* MATERIAL TO PROCESS
********

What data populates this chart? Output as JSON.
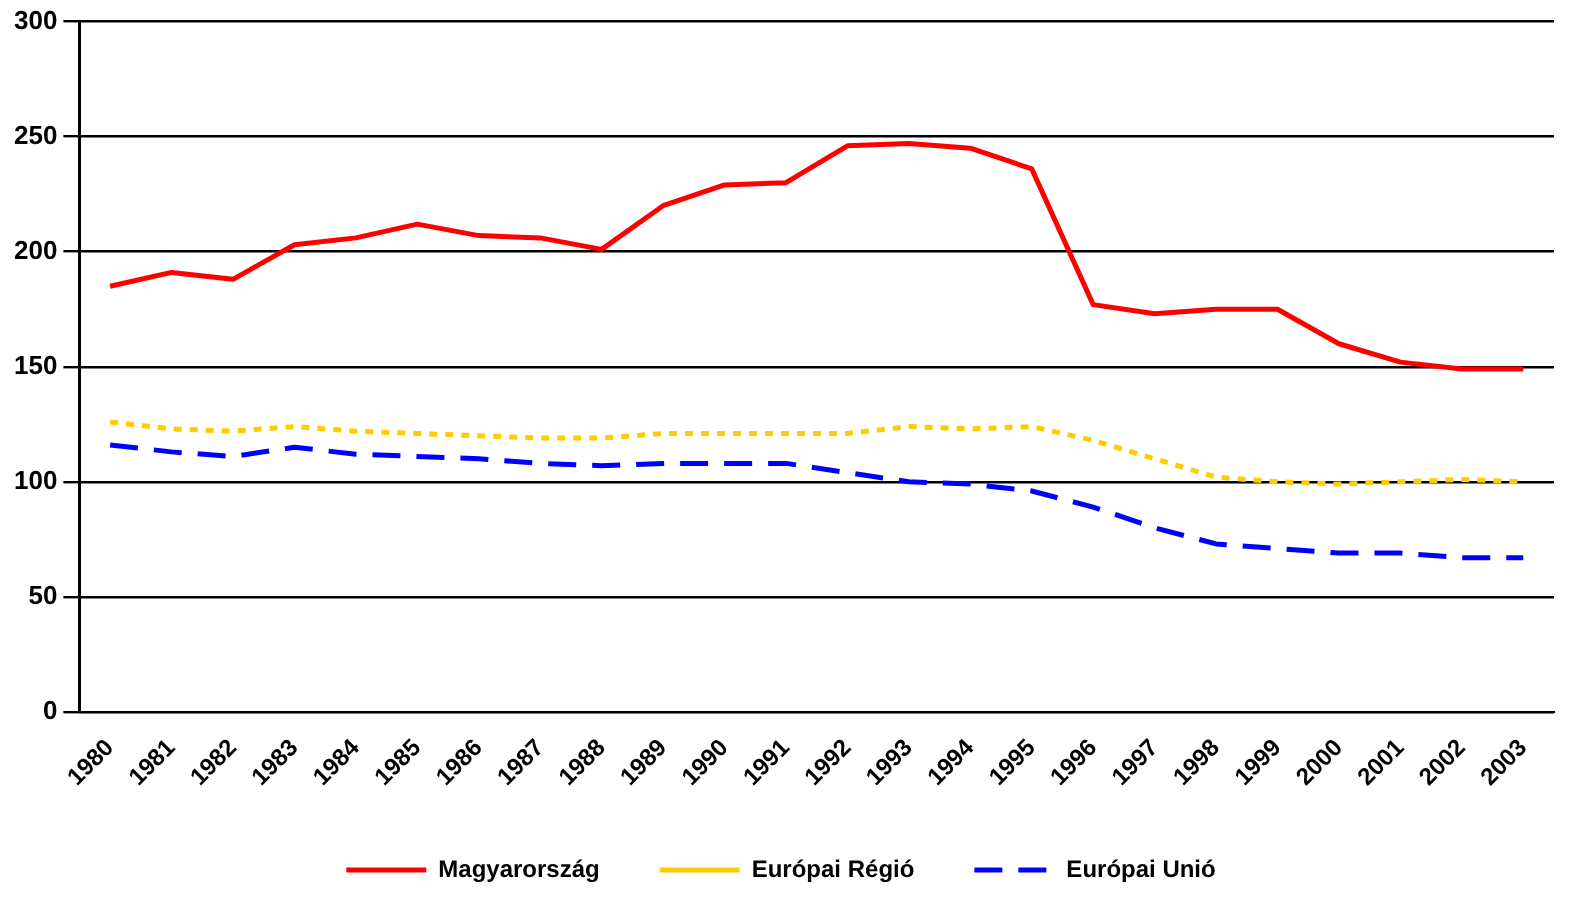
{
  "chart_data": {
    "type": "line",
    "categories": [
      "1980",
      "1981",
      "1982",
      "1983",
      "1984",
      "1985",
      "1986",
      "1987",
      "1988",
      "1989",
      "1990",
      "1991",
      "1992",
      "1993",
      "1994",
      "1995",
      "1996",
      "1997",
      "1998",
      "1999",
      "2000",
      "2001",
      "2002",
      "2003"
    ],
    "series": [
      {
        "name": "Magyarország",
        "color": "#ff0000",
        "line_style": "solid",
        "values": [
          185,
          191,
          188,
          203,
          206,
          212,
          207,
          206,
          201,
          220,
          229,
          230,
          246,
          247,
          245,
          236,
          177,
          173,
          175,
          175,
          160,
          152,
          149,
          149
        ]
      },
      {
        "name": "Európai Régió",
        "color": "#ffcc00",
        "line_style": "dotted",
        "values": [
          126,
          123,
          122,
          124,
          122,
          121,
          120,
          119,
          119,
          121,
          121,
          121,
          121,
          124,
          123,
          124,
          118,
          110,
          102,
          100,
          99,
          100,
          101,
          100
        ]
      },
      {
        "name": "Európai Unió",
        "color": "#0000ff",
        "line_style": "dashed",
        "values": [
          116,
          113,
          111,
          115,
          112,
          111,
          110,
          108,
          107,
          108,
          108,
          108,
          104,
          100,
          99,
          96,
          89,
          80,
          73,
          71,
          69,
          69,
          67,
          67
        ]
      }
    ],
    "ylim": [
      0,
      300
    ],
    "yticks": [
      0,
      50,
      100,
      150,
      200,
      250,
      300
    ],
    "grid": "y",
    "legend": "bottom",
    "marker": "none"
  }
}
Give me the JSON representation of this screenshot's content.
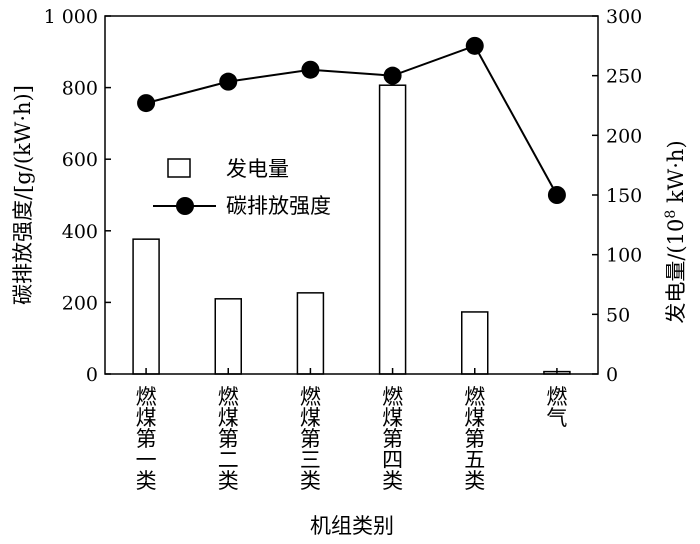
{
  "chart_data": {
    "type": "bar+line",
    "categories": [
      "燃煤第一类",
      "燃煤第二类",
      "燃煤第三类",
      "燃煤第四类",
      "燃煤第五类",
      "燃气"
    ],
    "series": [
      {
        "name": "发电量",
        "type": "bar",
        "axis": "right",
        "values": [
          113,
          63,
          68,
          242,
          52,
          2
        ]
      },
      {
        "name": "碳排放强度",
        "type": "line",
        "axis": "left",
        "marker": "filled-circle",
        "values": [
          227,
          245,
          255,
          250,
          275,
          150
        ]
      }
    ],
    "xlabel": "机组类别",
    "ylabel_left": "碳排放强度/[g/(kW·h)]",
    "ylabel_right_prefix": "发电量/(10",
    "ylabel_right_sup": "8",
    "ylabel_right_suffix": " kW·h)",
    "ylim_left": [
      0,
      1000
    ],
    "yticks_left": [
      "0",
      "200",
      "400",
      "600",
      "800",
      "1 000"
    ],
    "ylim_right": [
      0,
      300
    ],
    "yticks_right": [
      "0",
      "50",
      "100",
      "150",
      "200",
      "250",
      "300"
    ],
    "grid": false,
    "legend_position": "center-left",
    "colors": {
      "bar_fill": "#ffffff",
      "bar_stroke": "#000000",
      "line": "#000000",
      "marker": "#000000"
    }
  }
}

********

* PROMPT
Going through the data, tally the lines containing "name" and report only the result.

* RESULT OF THIS EXERCISE
5